• EXERCISE OBJECTIVE
Could you write out every record below exactly, leaving out any pictures?

• TASK INPUT
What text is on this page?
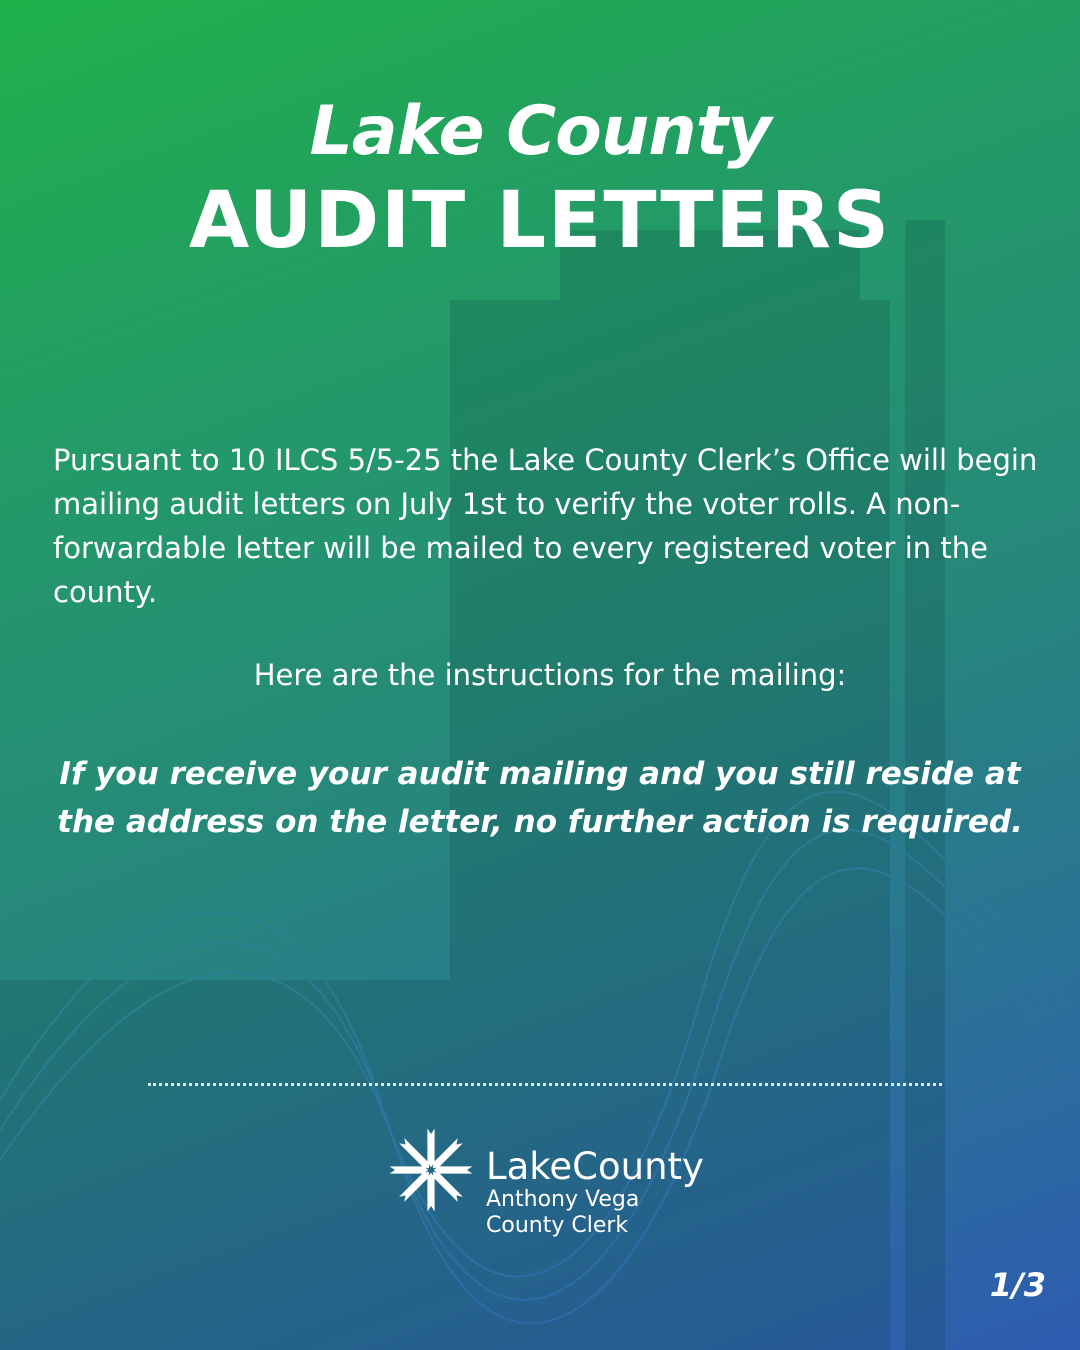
Lake County
AUDIT LETTERS
Pursuant to 10 ILCS 5/5-25 the Lake County Clerk’s Office will begin mailing audit letters on July 1st to verify the voter rolls. A non-forwardable letter will be mailed to every registered voter in the county.
Here are the instructions for the mailing:
If you receive your audit mailing and you still reside at the address on the letter, no further action is required.
LakeCounty
Anthony Vega
County Clerk
1/3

• SOLUTION TO THE EXERCISE
What text is on this page?
Lake County
AUDIT LETTERS
Pursuant to 10 ILCS 5/5-25 the Lake County Clerk’s Office will begin mailing audit letters on July 1st to verify the voter rolls. A non-forwardable letter will be mailed to every registered voter in the county.
Here are the instructions for the mailing:
If you receive your audit mailing and you still reside at the address on the letter, no further action is required.
LakeCounty
Anthony Vega
County Clerk
1/3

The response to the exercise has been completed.